Data entries:
-.-.-

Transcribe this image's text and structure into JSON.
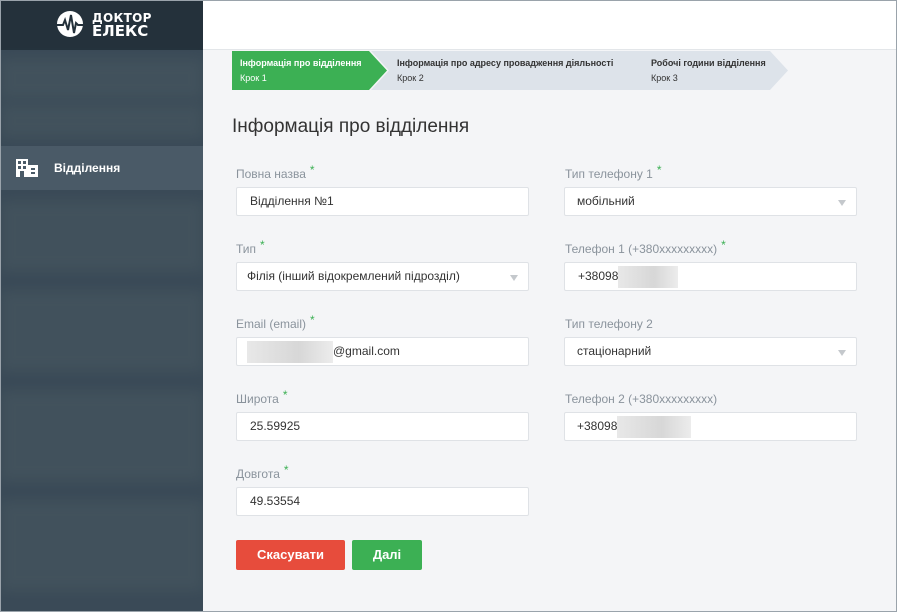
{
  "brand": {
    "line1": "ДОКТОР",
    "line2": "ЕЛЕКС"
  },
  "sidebar": {
    "items": [
      {
        "label": "Відділення",
        "icon": "building-icon",
        "active": true
      }
    ]
  },
  "steps": [
    {
      "title": "Інформація про відділення",
      "sub": "Крок 1",
      "active": true
    },
    {
      "title": "Інформація про адресу провадження діяльності",
      "sub": "Крок 2",
      "active": false
    },
    {
      "title": "Робочі години відділення",
      "sub": "Крок 3",
      "active": false
    }
  ],
  "page_title": "Інформація про відділення",
  "form": {
    "full_name": {
      "label": "Повна назва",
      "value": "Відділення №1"
    },
    "type": {
      "label": "Тип",
      "value": "Філія (інший відокремлений підрозділ)"
    },
    "email": {
      "label": "Email (email)",
      "value": "@gmail.com"
    },
    "latitude": {
      "label": "Широта",
      "value": "25.59925"
    },
    "longitude": {
      "label": "Довгота",
      "value": "49.53554"
    },
    "phone1_type": {
      "label": "Тип телефону 1",
      "value": "мобільний"
    },
    "phone1": {
      "label": "Телефон 1 (+380xxxxxxxxx)",
      "value": "+38098"
    },
    "phone2_type": {
      "label": "Тип телефону 2",
      "value": "стаціонарний"
    },
    "phone2": {
      "label": "Телефон 2 (+380xxxxxxxxx)",
      "value": "+38098"
    },
    "required_mark": "*"
  },
  "buttons": {
    "cancel": "Скасувати",
    "next": "Далі"
  },
  "colors": {
    "sidebar": "#3a4a57",
    "sidebar_top": "#24313b",
    "accent_green": "#3cb054",
    "danger_red": "#e74c3c",
    "step_inactive": "#dde3ea",
    "background": "#f4f5f7"
  }
}
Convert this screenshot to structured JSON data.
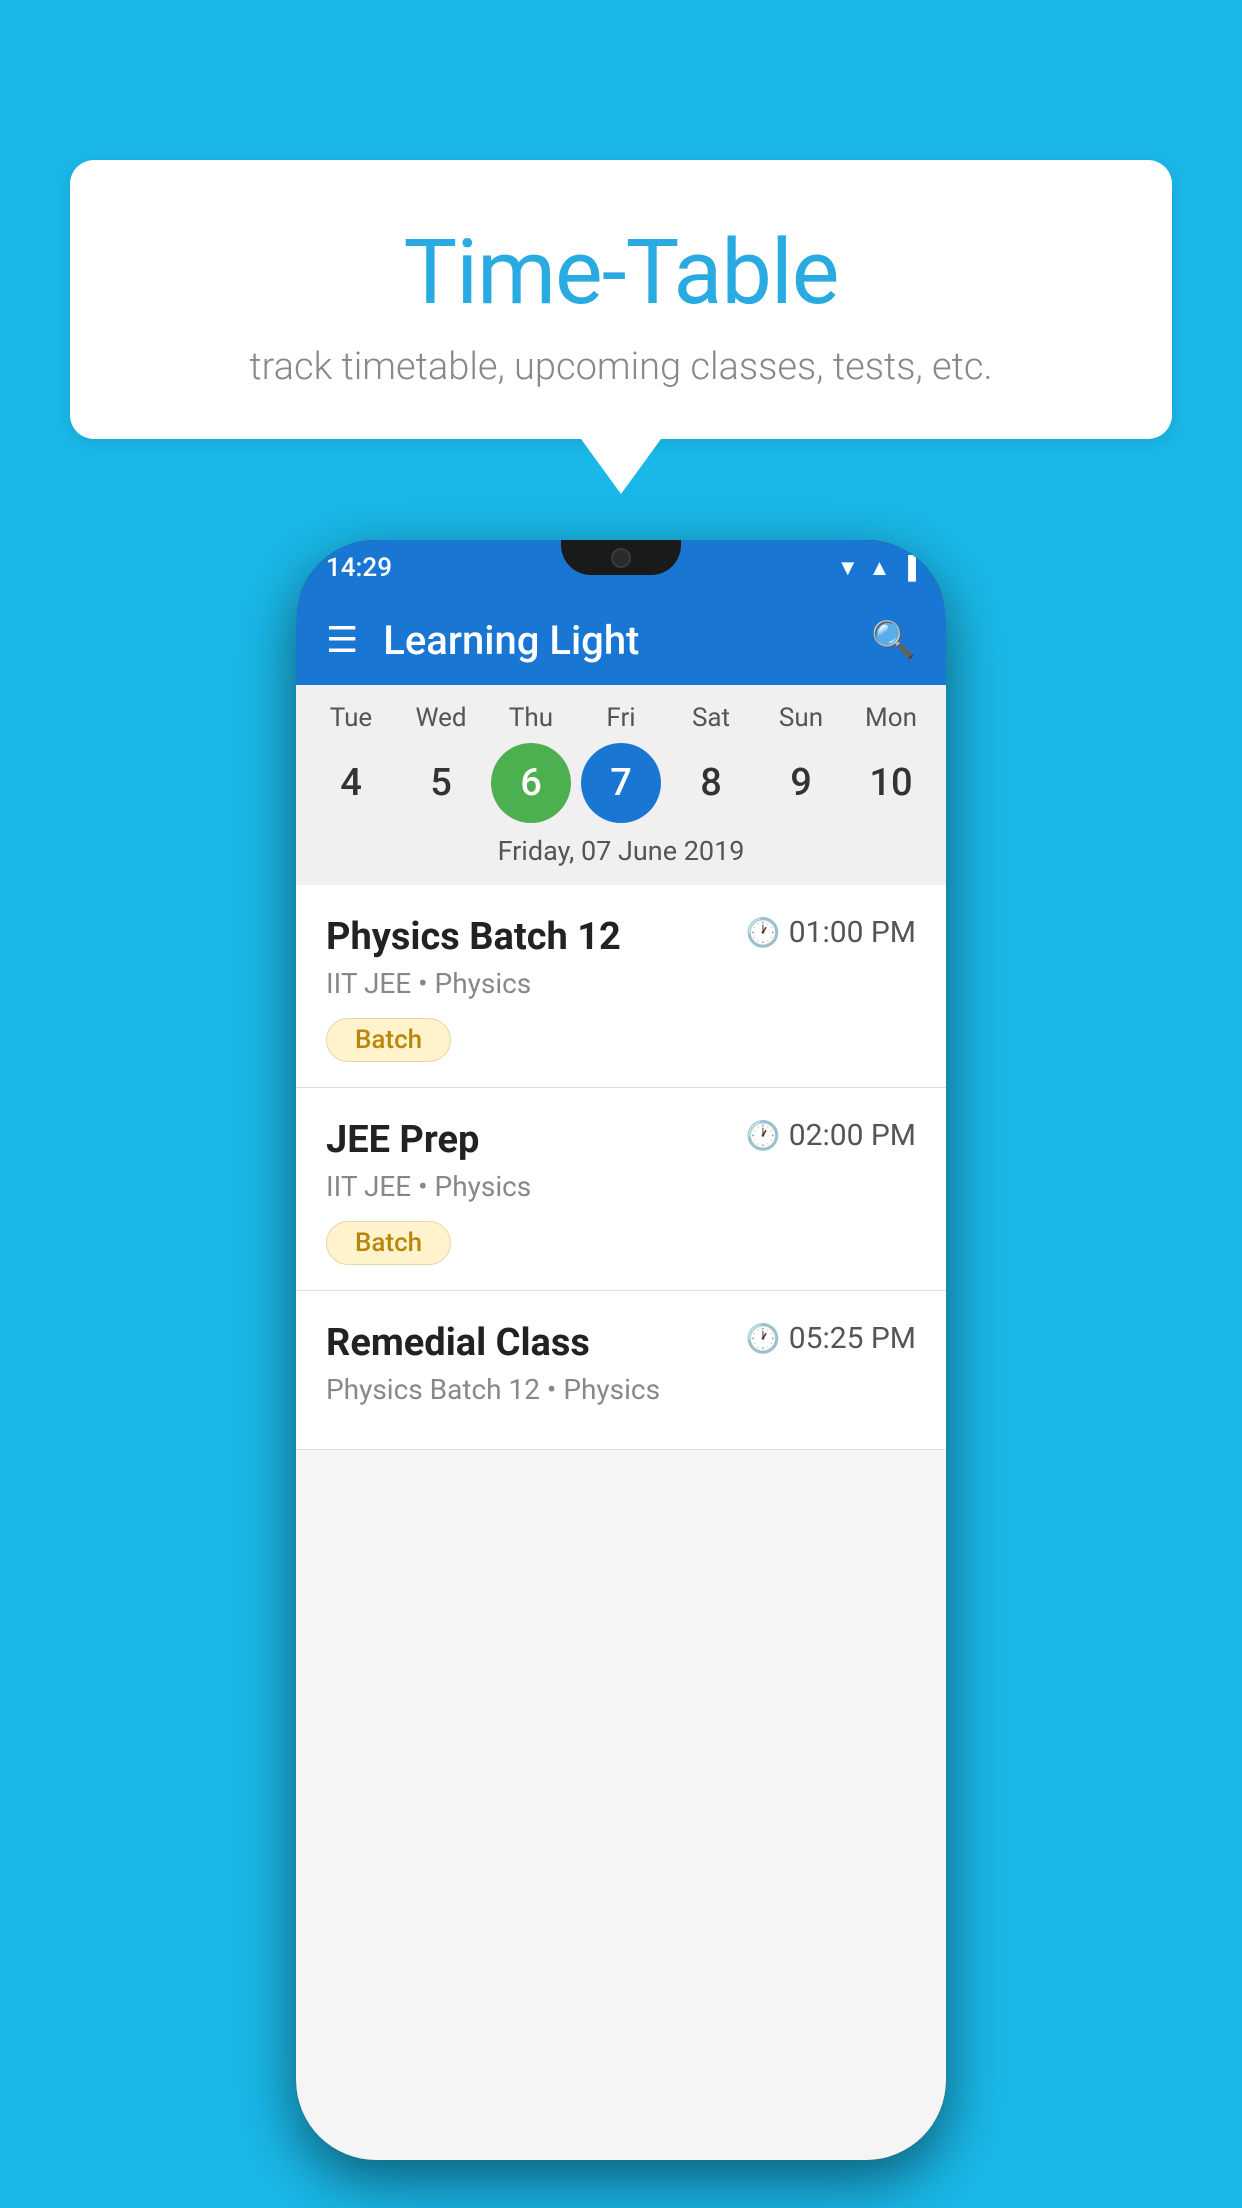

-.-.-

▶ [Task objective] Reproduce the entries above word for word. Pictures stay out.

▶ [Answer to the problem]
Transcribe this image's text and structure into JSON.
{
  "brand": {
    "line1": "ДОКТОР",
    "line2": "ЕЛЕКС"
  },
  "sidebar": {
    "items": [
      {
        "label": "Відділення",
        "icon": "building-icon",
        "active": true
      }
    ]
  },
  "steps": [
    {
      "title": "Інформація про відділення",
      "sub": "Крок 1",
      "active": true
    },
    {
      "title": "Інформація про адресу провадження діяльності",
      "sub": "Крок 2",
      "active": false
    },
    {
      "title": "Робочі години відділення",
      "sub": "Крок 3",
      "active": false
    }
  ],
  "page_title": "Інформація про відділення",
  "form": {
    "full_name": {
      "label": "Повна назва",
      "value": "Відділення №1"
    },
    "type": {
      "label": "Тип",
      "value": "Філія (інший відокремлений підрозділ)"
    },
    "email": {
      "label": "Email (email)",
      "value": "@gmail.com"
    },
    "latitude": {
      "label": "Широта",
      "value": "25.59925"
    },
    "longitude": {
      "label": "Довгота",
      "value": "49.53554"
    },
    "phone1_type": {
      "label": "Тип телефону 1",
      "value": "мобільний"
    },
    "phone1": {
      "label": "Телефон 1 (+380xxxxxxxxx)",
      "value": "+38098"
    },
    "phone2_type": {
      "label": "Тип телефону 2",
      "value": "стаціонарний"
    },
    "phone2": {
      "label": "Телефон 2 (+380xxxxxxxxx)",
      "value": "+38098"
    },
    "required_mark": "*"
  },
  "buttons": {
    "cancel": "Скасувати",
    "next": "Далі"
  },
  "colors": {
    "sidebar": "#3a4a57",
    "sidebar_top": "#24313b",
    "accent_green": "#3cb054",
    "danger_red": "#e74c3c",
    "step_inactive": "#dde3ea",
    "background": "#f4f5f7"
  }
}
Convert this screenshot to structured JSON data.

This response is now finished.